To do = Within the material below, locate the line with "Give me the" and the line with "Serialize everything readable", then return those two lines and all lines between them, exactly as written.

# start of Given data

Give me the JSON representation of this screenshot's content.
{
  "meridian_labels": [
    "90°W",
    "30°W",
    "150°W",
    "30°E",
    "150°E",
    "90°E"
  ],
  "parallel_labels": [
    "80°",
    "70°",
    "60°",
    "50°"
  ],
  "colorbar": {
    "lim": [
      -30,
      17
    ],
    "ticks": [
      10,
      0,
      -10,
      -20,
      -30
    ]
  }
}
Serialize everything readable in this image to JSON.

# end of Given data
# start of Given data

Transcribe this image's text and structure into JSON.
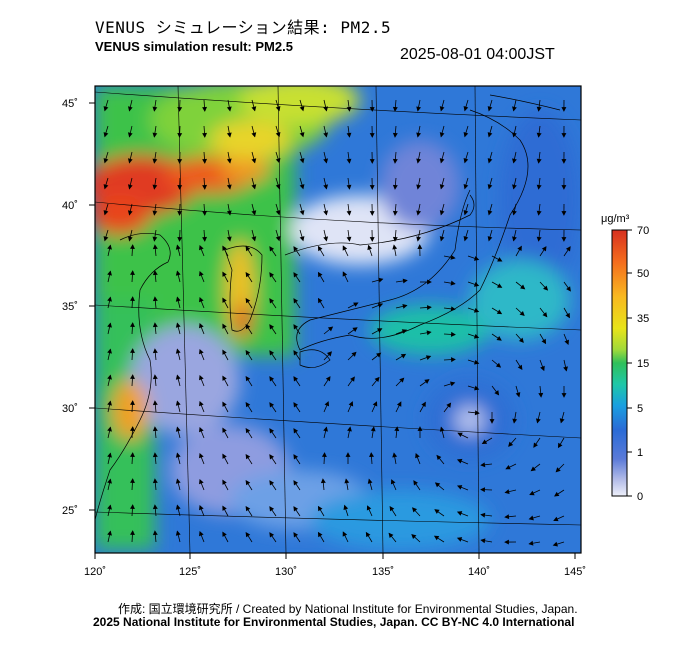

# end of Given data

Output of the task =
Give me the JSON representation of this screenshot's content.
{
  "meridian_labels": [
    "90°W",
    "30°W",
    "150°W",
    "30°E",
    "150°E",
    "90°E"
  ],
  "parallel_labels": [
    "80°",
    "70°",
    "60°",
    "50°"
  ],
  "colorbar": {
    "lim": [
      -30,
      17
    ],
    "ticks": [
      10,
      0,
      -10,
      -20,
      -30
    ]
  }
}
Serialize everything readable in this image to JSON.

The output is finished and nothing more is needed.